╔══

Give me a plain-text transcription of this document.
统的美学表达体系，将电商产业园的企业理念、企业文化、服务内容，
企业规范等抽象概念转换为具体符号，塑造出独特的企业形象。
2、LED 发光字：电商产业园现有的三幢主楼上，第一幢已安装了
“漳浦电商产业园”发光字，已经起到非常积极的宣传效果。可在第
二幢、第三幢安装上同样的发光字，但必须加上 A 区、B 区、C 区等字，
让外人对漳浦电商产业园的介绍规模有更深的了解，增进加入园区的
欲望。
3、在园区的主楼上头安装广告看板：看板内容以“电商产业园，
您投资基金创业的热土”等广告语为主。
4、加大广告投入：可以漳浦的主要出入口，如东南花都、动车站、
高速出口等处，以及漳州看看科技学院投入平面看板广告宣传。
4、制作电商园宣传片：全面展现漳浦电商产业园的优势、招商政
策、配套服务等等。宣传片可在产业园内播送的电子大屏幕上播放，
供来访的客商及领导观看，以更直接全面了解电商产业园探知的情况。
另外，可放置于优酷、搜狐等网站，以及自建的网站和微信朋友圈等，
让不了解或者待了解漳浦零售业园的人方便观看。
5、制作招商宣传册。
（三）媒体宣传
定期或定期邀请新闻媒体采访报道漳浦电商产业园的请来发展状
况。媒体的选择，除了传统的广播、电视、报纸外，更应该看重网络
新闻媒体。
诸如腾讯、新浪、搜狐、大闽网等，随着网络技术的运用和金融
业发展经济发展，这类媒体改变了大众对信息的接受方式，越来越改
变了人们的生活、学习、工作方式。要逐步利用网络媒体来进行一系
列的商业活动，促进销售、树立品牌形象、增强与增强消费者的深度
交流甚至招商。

╚══

• **INSTRUCTIONS TO FOLLOW**
All of the records must be retyped exactly as they are.

• **WORKED SOLUTION**
Give me a plain-text transcription of this document.
统的美学表达体系，将电商产业园的企业理念、企业文化、服务内容，
企业规范等抽象概念转换为具体符号，塑造出独特的企业形象。
2、LED 发光字：电商产业园现有的三幢主楼上，第一幢已安装了
“漳浦电商产业园”发光字，已经起到非常积极的宣传效果。可在第
二幢、第三幢安装上同样的发光字，但必须加上 A 区、B 区、C 区等字，
让外人对漳浦电商产业园的介绍规模有更深的了解，增进加入园区的
欲望。
3、在园区的主楼上头安装广告看板：看板内容以“电商产业园，
您投资基金创业的热土”等广告语为主。
4、加大广告投入：可以漳浦的主要出入口，如东南花都、动车站、
高速出口等处，以及漳州看看科技学院投入平面看板广告宣传。
4、制作电商园宣传片：全面展现漳浦电商产业园的优势、招商政
策、配套服务等等。宣传片可在产业园内播送的电子大屏幕上播放，
供来访的客商及领导观看，以更直接全面了解电商产业园探知的情况。
另外，可放置于优酷、搜狐等网站，以及自建的网站和微信朋友圈等，
让不了解或者待了解漳浦零售业园的人方便观看。
5、制作招商宣传册。
（三）媒体宣传
定期或定期邀请新闻媒体采访报道漳浦电商产业园的请来发展状
况。媒体的选择，除了传统的广播、电视、报纸外，更应该看重网络
新闻媒体。
诸如腾讯、新浪、搜狐、大闽网等，随着网络技术的运用和金融
业发展经济发展，这类媒体改变了大众对信息的接受方式，越来越改
变了人们的生活、学习、工作方式。要逐步利用网络媒体来进行一系
列的商业活动，促进销售、树立品牌形象、增强与增强消费者的深度
交流甚至招商。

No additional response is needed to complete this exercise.